— BEGIN INPUT —

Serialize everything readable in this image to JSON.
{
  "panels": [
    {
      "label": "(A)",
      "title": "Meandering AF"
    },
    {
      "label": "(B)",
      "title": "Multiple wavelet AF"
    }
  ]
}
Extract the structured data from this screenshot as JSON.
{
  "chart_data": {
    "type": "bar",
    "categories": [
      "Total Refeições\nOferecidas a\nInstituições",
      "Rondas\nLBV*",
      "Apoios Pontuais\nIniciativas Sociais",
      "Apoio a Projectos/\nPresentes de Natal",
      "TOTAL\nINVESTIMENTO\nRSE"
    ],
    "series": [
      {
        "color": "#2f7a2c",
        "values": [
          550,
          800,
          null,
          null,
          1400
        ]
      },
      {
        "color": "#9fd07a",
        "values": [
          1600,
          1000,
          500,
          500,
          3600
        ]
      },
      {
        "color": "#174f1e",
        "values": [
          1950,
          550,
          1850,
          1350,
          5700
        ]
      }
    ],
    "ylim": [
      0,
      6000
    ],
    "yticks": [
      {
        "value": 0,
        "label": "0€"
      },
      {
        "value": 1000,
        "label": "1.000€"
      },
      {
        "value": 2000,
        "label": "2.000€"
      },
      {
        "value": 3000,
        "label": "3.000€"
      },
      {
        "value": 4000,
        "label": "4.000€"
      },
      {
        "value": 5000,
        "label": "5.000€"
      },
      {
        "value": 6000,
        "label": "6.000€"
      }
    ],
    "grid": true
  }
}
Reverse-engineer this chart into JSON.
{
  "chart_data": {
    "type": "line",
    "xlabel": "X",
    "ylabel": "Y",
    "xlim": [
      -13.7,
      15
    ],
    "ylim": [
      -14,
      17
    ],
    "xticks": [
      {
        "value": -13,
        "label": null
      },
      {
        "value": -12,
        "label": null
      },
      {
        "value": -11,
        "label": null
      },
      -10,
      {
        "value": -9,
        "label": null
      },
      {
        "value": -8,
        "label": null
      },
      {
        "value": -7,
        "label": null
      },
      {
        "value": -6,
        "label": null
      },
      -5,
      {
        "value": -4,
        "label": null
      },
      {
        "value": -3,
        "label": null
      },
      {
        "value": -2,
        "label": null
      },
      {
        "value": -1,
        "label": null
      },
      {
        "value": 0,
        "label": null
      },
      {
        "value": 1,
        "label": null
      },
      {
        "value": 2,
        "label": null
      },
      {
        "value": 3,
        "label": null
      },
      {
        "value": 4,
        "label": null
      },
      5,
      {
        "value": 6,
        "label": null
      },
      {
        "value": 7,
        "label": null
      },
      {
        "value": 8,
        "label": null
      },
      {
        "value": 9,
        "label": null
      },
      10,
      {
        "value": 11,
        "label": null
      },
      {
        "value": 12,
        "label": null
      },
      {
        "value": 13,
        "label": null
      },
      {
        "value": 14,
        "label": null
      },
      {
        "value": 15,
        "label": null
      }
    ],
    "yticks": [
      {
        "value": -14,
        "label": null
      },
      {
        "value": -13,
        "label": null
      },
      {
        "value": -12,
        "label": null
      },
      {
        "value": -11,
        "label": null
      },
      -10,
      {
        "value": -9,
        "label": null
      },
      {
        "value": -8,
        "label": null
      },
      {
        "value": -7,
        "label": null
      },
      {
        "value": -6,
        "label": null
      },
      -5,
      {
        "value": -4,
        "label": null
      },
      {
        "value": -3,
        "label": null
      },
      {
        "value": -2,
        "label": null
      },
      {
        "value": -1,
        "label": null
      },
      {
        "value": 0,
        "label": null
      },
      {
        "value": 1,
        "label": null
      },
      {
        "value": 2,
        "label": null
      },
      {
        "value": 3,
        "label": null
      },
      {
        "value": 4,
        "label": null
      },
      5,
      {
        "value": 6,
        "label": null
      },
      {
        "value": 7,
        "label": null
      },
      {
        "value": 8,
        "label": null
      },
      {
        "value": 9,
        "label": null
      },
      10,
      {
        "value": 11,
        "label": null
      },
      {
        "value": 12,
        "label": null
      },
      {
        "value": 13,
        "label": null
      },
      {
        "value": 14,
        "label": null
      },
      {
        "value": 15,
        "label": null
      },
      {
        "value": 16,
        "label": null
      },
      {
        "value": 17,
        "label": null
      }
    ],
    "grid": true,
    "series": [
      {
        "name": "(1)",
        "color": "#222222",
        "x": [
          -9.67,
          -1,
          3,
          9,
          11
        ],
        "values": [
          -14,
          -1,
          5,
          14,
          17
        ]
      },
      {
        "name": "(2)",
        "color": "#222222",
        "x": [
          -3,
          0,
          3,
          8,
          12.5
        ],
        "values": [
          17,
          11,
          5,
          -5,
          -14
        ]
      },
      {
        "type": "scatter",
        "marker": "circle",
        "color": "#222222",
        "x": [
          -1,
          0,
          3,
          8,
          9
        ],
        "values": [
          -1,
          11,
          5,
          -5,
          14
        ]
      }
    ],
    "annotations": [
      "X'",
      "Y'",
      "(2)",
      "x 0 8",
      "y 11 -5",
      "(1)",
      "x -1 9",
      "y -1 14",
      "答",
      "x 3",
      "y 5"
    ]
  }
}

— END INPUT —

» **THE EXERCISE**
Can you give every line above again, exactly as written?

» **RESPONSE TO THIS TASK**
Serialize everything readable in this image to JSON.
{
  "panels": [
    {
      "label": "(A)",
      "title": "Meandering AF"
    },
    {
      "label": "(B)",
      "title": "Multiple wavelet AF"
    }
  ]
}
Extract the structured data from this screenshot as JSON.
{
  "chart_data": {
    "type": "bar",
    "categories": [
      "Total Refeições\nOferecidas a\nInstituições",
      "Rondas\nLBV*",
      "Apoios Pontuais\nIniciativas Sociais",
      "Apoio a Projectos/\nPresentes de Natal",
      "TOTAL\nINVESTIMENTO\nRSE"
    ],
    "series": [
      {
        "color": "#2f7a2c",
        "values": [
          550,
          800,
          null,
          null,
          1400
        ]
      },
      {
        "color": "#9fd07a",
        "values": [
          1600,
          1000,
          500,
          500,
          3600
        ]
      },
      {
        "color": "#174f1e",
        "values": [
          1950,
          550,
          1850,
          1350,
          5700
        ]
      }
    ],
    "ylim": [
      0,
      6000
    ],
    "yticks": [
      {
        "value": 0,
        "label": "0€"
      },
      {
        "value": 1000,
        "label": "1.000€"
      },
      {
        "value": 2000,
        "label": "2.000€"
      },
      {
        "value": 3000,
        "label": "3.000€"
      },
      {
        "value": 4000,
        "label": "4.000€"
      },
      {
        "value": 5000,
        "label": "5.000€"
      },
      {
        "value": 6000,
        "label": "6.000€"
      }
    ],
    "grid": true
  }
}
Reverse-engineer this chart into JSON.
{
  "chart_data": {
    "type": "line",
    "xlabel": "X",
    "ylabel": "Y",
    "xlim": [
      -13.7,
      15
    ],
    "ylim": [
      -14,
      17
    ],
    "xticks": [
      {
        "value": -13,
        "label": null
      },
      {
        "value": -12,
        "label": null
      },
      {
        "value": -11,
        "label": null
      },
      -10,
      {
        "value": -9,
        "label": null
      },
      {
        "value": -8,
        "label": null
      },
      {
        "value": -7,
        "label": null
      },
      {
        "value": -6,
        "label": null
      },
      -5,
      {
        "value": -4,
        "label": null
      },
      {
        "value": -3,
        "label": null
      },
      {
        "value": -2,
        "label": null
      },
      {
        "value": -1,
        "label": null
      },
      {
        "value": 0,
        "label": null
      },
      {
        "value": 1,
        "label": null
      },
      {
        "value": 2,
        "label": null
      },
      {
        "value": 3,
        "label": null
      },
      {
        "value": 4,
        "label": null
      },
      5,
      {
        "value": 6,
        "label": null
      },
      {
        "value": 7,
        "label": null
      },
      {
        "value": 8,
        "label": null
      },
      {
        "value": 9,
        "label": null
      },
      10,
      {
        "value": 11,
        "label": null
      },
      {
        "value": 12,
        "label": null
      },
      {
        "value": 13,
        "label": null
      },
      {
        "value": 14,
        "label": null
      },
      {
        "value": 15,
        "label": null
      }
    ],
    "yticks": [
      {
        "value": -14,
        "label": null
      },
      {
        "value": -13,
        "label": null
      },
      {
        "value": -12,
        "label": null
      },
      {
        "value": -11,
        "label": null
      },
      -10,
      {
        "value": -9,
        "label": null
      },
      {
        "value": -8,
        "label": null
      },
      {
        "value": -7,
        "label": null
      },
      {
        "value": -6,
        "label": null
      },
      -5,
      {
        "value": -4,
        "label": null
      },
      {
        "value": -3,
        "label": null
      },
      {
        "value": -2,
        "label": null
      },
      {
        "value": -1,
        "label": null
      },
      {
        "value": 0,
        "label": null
      },
      {
        "value": 1,
        "label": null
      },
      {
        "value": 2,
        "label": null
      },
      {
        "value": 3,
        "label": null
      },
      {
        "value": 4,
        "label": null
      },
      5,
      {
        "value": 6,
        "label": null
      },
      {
        "value": 7,
        "label": null
      },
      {
        "value": 8,
        "label": null
      },
      {
        "value": 9,
        "label": null
      },
      10,
      {
        "value": 11,
        "label": null
      },
      {
        "value": 12,
        "label": null
      },
      {
        "value": 13,
        "label": null
      },
      {
        "value": 14,
        "label": null
      },
      {
        "value": 15,
        "label": null
      },
      {
        "value": 16,
        "label": null
      },
      {
        "value": 17,
        "label": null
      }
    ],
    "grid": true,
    "series": [
      {
        "name": "(1)",
        "color": "#222222",
        "x": [
          -9.67,
          -1,
          3,
          9,
          11
        ],
        "values": [
          -14,
          -1,
          5,
          14,
          17
        ]
      },
      {
        "name": "(2)",
        "color": "#222222",
        "x": [
          -3,
          0,
          3,
          8,
          12.5
        ],
        "values": [
          17,
          11,
          5,
          -5,
          -14
        ]
      },
      {
        "type": "scatter",
        "marker": "circle",
        "color": "#222222",
        "x": [
          -1,
          0,
          3,
          8,
          9
        ],
        "values": [
          -1,
          11,
          5,
          -5,
          14
        ]
      }
    ],
    "annotations": [
      "X'",
      "Y'",
      "(2)",
      "x 0 8",
      "y 11 -5",
      "(1)",
      "x -1 9",
      "y -1 14",
      "答",
      "x 3",
      "y 5"
    ]
  }
}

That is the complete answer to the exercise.